Requirement >>
Reproduce the listing exactly, with no pictures in your copy.

Provided records >>
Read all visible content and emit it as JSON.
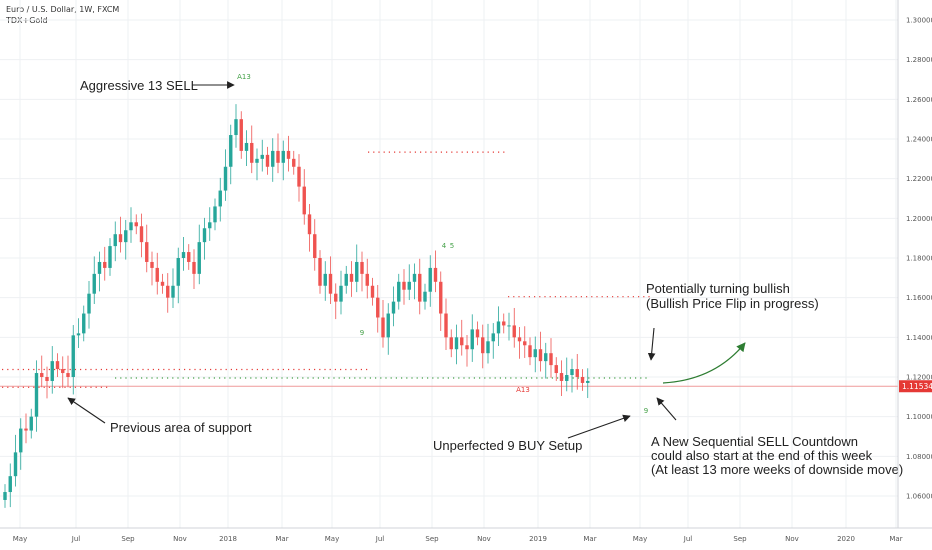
{
  "header": {
    "symbol_line": "Euro / U.S. Dollar, 1W, FXCM",
    "indicator": "TDX+Gold"
  },
  "chart_data": {
    "type": "candlestick",
    "ylim": [
      1.05,
      1.31
    ],
    "y_ticks": [
      1.06,
      1.08,
      1.1,
      1.12,
      1.14,
      1.16,
      1.18,
      1.2,
      1.22,
      1.24,
      1.26,
      1.28,
      1.3
    ],
    "y_tick_labels": [
      "1.06000",
      "1.08000",
      "1.10000",
      "1.12000",
      "1.14000",
      "1.16000",
      "1.18000",
      "1.20000",
      "1.22000",
      "1.24000",
      "1.26000",
      "1.28000",
      "1.30000"
    ],
    "x_labels": [
      "May",
      "Jul",
      "Sep",
      "Nov",
      "2018",
      "Mar",
      "May",
      "Jul",
      "Sep",
      "Nov",
      "2019",
      "Mar",
      "May",
      "Jul",
      "Sep",
      "Nov",
      "2020",
      "Mar"
    ],
    "current_price": "1.11534",
    "closes": [
      1.062,
      1.07,
      1.082,
      1.094,
      1.093,
      1.1,
      1.122,
      1.12,
      1.118,
      1.128,
      1.124,
      1.122,
      1.12,
      1.141,
      1.142,
      1.152,
      1.162,
      1.172,
      1.178,
      1.175,
      1.186,
      1.192,
      1.188,
      1.194,
      1.198,
      1.196,
      1.188,
      1.178,
      1.175,
      1.168,
      1.166,
      1.16,
      1.166,
      1.18,
      1.183,
      1.178,
      1.172,
      1.188,
      1.195,
      1.198,
      1.206,
      1.214,
      1.226,
      1.242,
      1.25,
      1.234,
      1.238,
      1.228,
      1.23,
      1.232,
      1.226,
      1.234,
      1.228,
      1.234,
      1.23,
      1.226,
      1.216,
      1.202,
      1.192,
      1.18,
      1.166,
      1.172,
      1.162,
      1.158,
      1.166,
      1.172,
      1.168,
      1.178,
      1.172,
      1.166,
      1.16,
      1.15,
      1.14,
      1.152,
      1.158,
      1.168,
      1.164,
      1.168,
      1.172,
      1.158,
      1.163,
      1.175,
      1.168,
      1.152,
      1.14,
      1.134,
      1.14,
      1.136,
      1.134,
      1.144,
      1.14,
      1.132,
      1.138,
      1.142,
      1.148,
      1.146,
      1.146,
      1.14,
      1.138,
      1.136,
      1.13,
      1.134,
      1.128,
      1.132,
      1.126,
      1.122,
      1.118,
      1.121,
      1.124,
      1.12,
      1.117,
      1.118
    ],
    "supports": [
      {
        "y": 1.1238,
        "color": "#e53935"
      },
      {
        "y": 1.1148,
        "color": "#e53935"
      },
      {
        "y": 1.1195,
        "color": "#43a047"
      },
      {
        "y": 1.2334,
        "color": "#e53935"
      },
      {
        "y": 1.1605,
        "color": "#e53935"
      }
    ],
    "labels": {
      "a13_sell": "A13",
      "a13_buy": "A13",
      "nine_buy": "9",
      "nine_buy_2": "9",
      "four": "4",
      "five": "5"
    },
    "annotations": {
      "aggressive": "Aggressive 13 SELL",
      "prev_support": "Previous area of support",
      "potential_line1": "Potentially turning bullish",
      "potential_line2": "(Bullish Price Flip in progress)",
      "unperfected": "Unperfected 9 BUY Setup",
      "new_seq_line1": "A New Sequential SELL Countdown",
      "new_seq_line2": "could also start at the end of this week",
      "new_seq_line3": "(At least 13 more weeks of downside move)"
    }
  }
}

Correct answer >>
Read all visible content and emit it as JSON.
{
  "header": {
    "symbol_line": "Euro / U.S. Dollar, 1W, FXCM",
    "indicator": "TDX+Gold"
  },
  "chart_data": {
    "type": "candlestick",
    "ylim": [
      1.05,
      1.31
    ],
    "y_ticks": [
      1.06,
      1.08,
      1.1,
      1.12,
      1.14,
      1.16,
      1.18,
      1.2,
      1.22,
      1.24,
      1.26,
      1.28,
      1.3
    ],
    "y_tick_labels": [
      "1.06000",
      "1.08000",
      "1.10000",
      "1.12000",
      "1.14000",
      "1.16000",
      "1.18000",
      "1.20000",
      "1.22000",
      "1.24000",
      "1.26000",
      "1.28000",
      "1.30000"
    ],
    "x_labels": [
      "May",
      "Jul",
      "Sep",
      "Nov",
      "2018",
      "Mar",
      "May",
      "Jul",
      "Sep",
      "Nov",
      "2019",
      "Mar",
      "May",
      "Jul",
      "Sep",
      "Nov",
      "2020",
      "Mar"
    ],
    "current_price": "1.11534",
    "closes": [
      1.062,
      1.07,
      1.082,
      1.094,
      1.093,
      1.1,
      1.122,
      1.12,
      1.118,
      1.128,
      1.124,
      1.122,
      1.12,
      1.141,
      1.142,
      1.152,
      1.162,
      1.172,
      1.178,
      1.175,
      1.186,
      1.192,
      1.188,
      1.194,
      1.198,
      1.196,
      1.188,
      1.178,
      1.175,
      1.168,
      1.166,
      1.16,
      1.166,
      1.18,
      1.183,
      1.178,
      1.172,
      1.188,
      1.195,
      1.198,
      1.206,
      1.214,
      1.226,
      1.242,
      1.25,
      1.234,
      1.238,
      1.228,
      1.23,
      1.232,
      1.226,
      1.234,
      1.228,
      1.234,
      1.23,
      1.226,
      1.216,
      1.202,
      1.192,
      1.18,
      1.166,
      1.172,
      1.162,
      1.158,
      1.166,
      1.172,
      1.168,
      1.178,
      1.172,
      1.166,
      1.16,
      1.15,
      1.14,
      1.152,
      1.158,
      1.168,
      1.164,
      1.168,
      1.172,
      1.158,
      1.163,
      1.175,
      1.168,
      1.152,
      1.14,
      1.134,
      1.14,
      1.136,
      1.134,
      1.144,
      1.14,
      1.132,
      1.138,
      1.142,
      1.148,
      1.146,
      1.146,
      1.14,
      1.138,
      1.136,
      1.13,
      1.134,
      1.128,
      1.132,
      1.126,
      1.122,
      1.118,
      1.121,
      1.124,
      1.12,
      1.117,
      1.118
    ],
    "supports": [
      {
        "y": 1.1238,
        "color": "#e53935"
      },
      {
        "y": 1.1148,
        "color": "#e53935"
      },
      {
        "y": 1.1195,
        "color": "#43a047"
      },
      {
        "y": 1.2334,
        "color": "#e53935"
      },
      {
        "y": 1.1605,
        "color": "#e53935"
      }
    ],
    "labels": {
      "a13_sell": "A13",
      "a13_buy": "A13",
      "nine_buy": "9",
      "nine_buy_2": "9",
      "four": "4",
      "five": "5"
    },
    "annotations": {
      "aggressive": "Aggressive 13 SELL",
      "prev_support": "Previous area of support",
      "potential_line1": "Potentially turning bullish",
      "potential_line2": "(Bullish Price Flip in progress)",
      "unperfected": "Unperfected 9 BUY Setup",
      "new_seq_line1": "A New Sequential SELL Countdown",
      "new_seq_line2": "could also start at the end of this week",
      "new_seq_line3": "(At least 13 more weeks of downside move)"
    }
  }
}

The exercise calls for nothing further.